Extract, from the listing that follows, each line containing the word "ABCD".

Input data.
::::::

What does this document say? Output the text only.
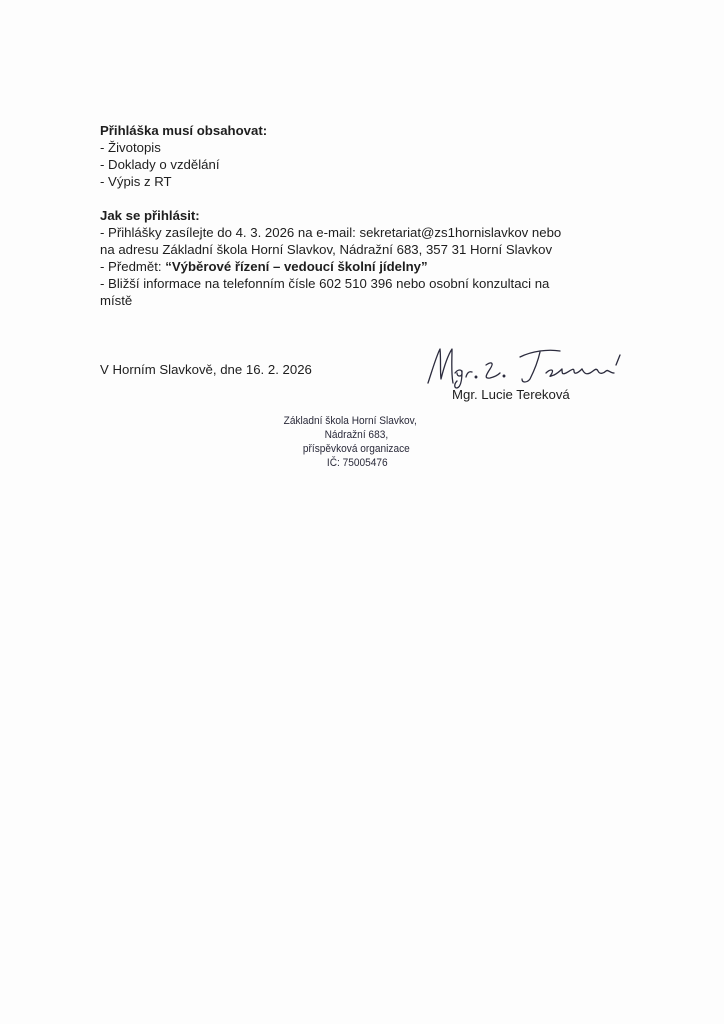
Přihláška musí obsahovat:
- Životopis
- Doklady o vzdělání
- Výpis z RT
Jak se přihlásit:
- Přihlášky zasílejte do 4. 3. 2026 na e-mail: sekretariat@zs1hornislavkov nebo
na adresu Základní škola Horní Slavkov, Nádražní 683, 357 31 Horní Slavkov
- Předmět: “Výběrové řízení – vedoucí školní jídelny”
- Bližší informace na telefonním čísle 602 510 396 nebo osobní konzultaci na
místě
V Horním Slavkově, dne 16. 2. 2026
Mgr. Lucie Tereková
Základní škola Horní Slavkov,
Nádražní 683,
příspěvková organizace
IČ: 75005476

::::::

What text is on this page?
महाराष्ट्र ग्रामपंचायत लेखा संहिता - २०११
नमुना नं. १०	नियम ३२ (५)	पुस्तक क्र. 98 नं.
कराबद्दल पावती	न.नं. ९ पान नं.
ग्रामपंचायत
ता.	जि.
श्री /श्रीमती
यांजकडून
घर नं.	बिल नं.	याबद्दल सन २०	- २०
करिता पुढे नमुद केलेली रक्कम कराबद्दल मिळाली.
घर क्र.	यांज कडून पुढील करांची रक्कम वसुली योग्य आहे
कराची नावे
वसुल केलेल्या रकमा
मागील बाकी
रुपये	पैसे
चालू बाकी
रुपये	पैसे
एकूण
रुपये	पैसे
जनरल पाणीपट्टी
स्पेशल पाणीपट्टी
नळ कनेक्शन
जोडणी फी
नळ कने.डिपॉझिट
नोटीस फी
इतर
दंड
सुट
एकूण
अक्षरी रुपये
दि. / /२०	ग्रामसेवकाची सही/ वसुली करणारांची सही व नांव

::::::

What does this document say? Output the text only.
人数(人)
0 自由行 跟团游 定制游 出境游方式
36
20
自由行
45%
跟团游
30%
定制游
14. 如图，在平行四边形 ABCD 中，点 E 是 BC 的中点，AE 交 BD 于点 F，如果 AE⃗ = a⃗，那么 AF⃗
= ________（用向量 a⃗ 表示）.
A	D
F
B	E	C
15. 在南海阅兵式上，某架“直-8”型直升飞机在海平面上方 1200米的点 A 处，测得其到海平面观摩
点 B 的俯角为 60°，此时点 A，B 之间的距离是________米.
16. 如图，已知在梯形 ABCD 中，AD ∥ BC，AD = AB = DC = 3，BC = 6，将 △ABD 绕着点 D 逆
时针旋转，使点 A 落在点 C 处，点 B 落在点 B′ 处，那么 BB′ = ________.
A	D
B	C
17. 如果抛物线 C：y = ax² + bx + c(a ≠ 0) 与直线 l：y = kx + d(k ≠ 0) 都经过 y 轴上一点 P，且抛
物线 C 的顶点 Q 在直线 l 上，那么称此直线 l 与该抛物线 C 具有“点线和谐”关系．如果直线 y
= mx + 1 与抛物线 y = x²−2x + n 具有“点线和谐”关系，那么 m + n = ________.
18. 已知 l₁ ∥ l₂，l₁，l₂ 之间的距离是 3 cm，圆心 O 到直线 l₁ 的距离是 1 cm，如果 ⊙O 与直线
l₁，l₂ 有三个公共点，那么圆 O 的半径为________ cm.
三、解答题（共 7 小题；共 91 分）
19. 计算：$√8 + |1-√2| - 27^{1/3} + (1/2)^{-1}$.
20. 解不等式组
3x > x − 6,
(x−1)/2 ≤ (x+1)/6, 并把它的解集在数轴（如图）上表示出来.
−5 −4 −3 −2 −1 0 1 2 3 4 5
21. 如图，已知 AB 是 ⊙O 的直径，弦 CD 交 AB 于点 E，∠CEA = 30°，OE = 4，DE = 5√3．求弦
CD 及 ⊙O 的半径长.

::::::

Result of this exercise.
14. 如图，在平行四边形 ABCD 中，点 E 是 BC 的中点，AE 交 BD 于点 F，如果 AE⃗ = a⃗，那么 AF⃗
16. 如图，已知在梯形 ABCD 中，AD ∥ BC，AD = AB = DC = 3，BC = 6，将 △ABD 绕着点 D 逆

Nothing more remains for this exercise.